### [What you will do]
Send each entry back exactly as given, pictures excluded.

### [Raw records]

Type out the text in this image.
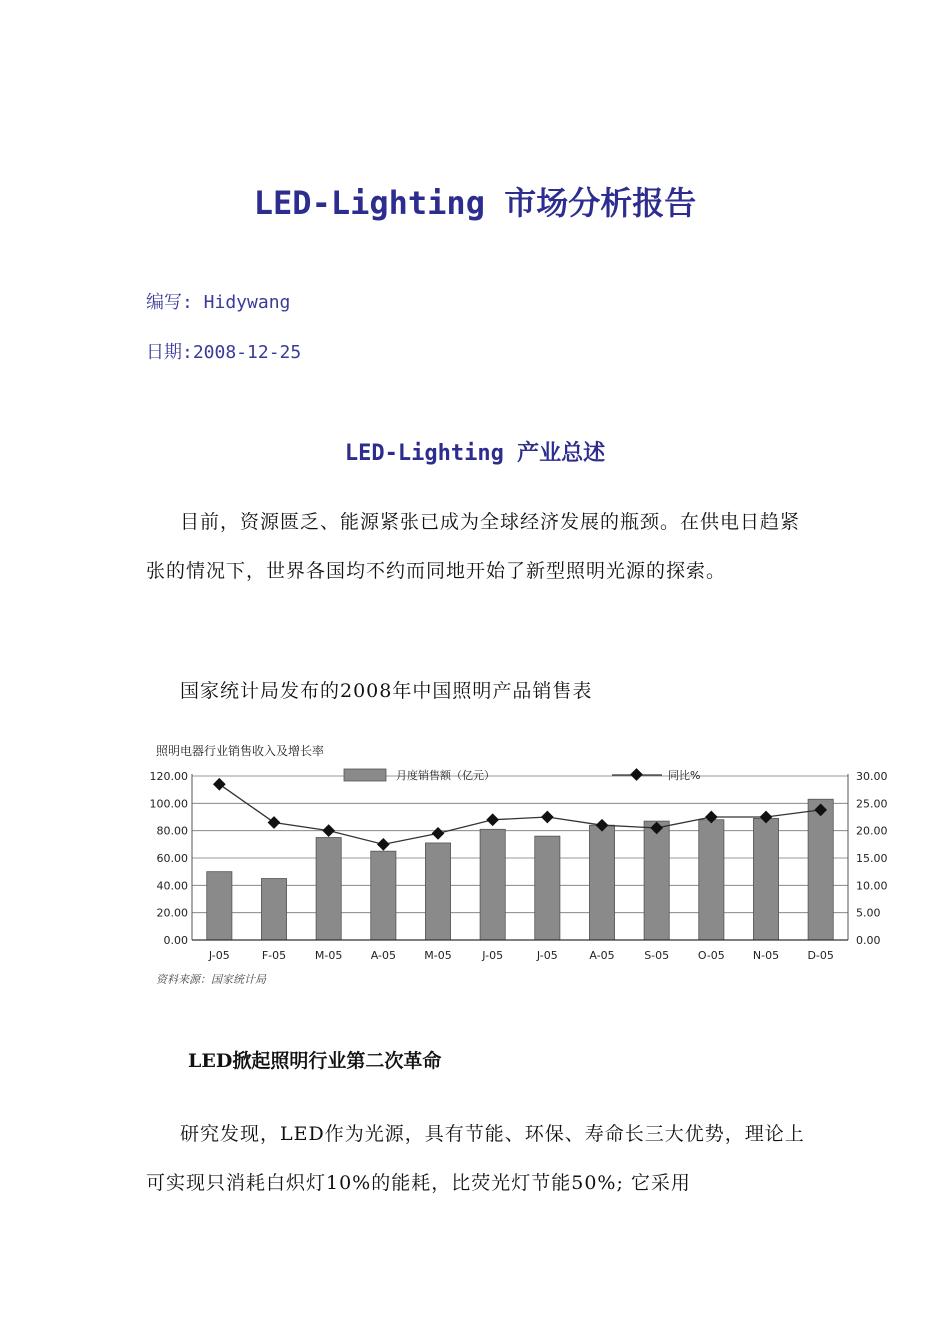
LED-Lighting 市场分析报告
编写: Hidywang
日期:2008-12-25
LED-Lighting 产业总述

目前，资源匮乏、能源紧张已成为全球经济发展的瓶颈。在供电日趋紧张的情况下，世界各国均不约而同地开始了新型照明光源的探索。

国家统计局发布的2008年中国照明产品销售表
照明电器行业销售收入及增长率
0.00
20.00
40.00
60.00
80.00
100.00
120.00
0.00
5.00
10.00
15.00
20.00
25.00
30.00
J-05	F-05	M-05	A-05	M-05	J-05	J-05	A-05	S-05	O-05	N-05	D-05
月度销售额（亿元）	同比%
资料来源：国家统计局
LED掀起照明行业第二次革命

研究发现，LED作为光源，具有节能、环保、寿命长三大优势，理论上可实现只消耗白炽灯10%的能耗，比荧光灯节能50%; 它采用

### [Final answer]
Type out the text in this image.
LED-Lighting 市场分析报告
编写: Hidywang
日期:2008-12-25
LED-Lighting 产业总述

目前，资源匮乏、能源紧张已成为全球经济发展的瓶颈。在供电日趋紧张的情况下，世界各国均不约而同地开始了新型照明光源的探索。

国家统计局发布的2008年中国照明产品销售表
照明电器行业销售收入及增长率
0.00
20.00
40.00
60.00
80.00
100.00
120.00
0.00
5.00
10.00
15.00
20.00
25.00
30.00
J-05	F-05	M-05	A-05	M-05	J-05	J-05	A-05	S-05	O-05	N-05	D-05
月度销售额（亿元）	同比%
资料来源：国家统计局
LED掀起照明行业第二次革命

研究发现，LED作为光源，具有节能、环保、寿命长三大优势，理论上可实现只消耗白炽灯10%的能耗，比荧光灯节能50%; 它采用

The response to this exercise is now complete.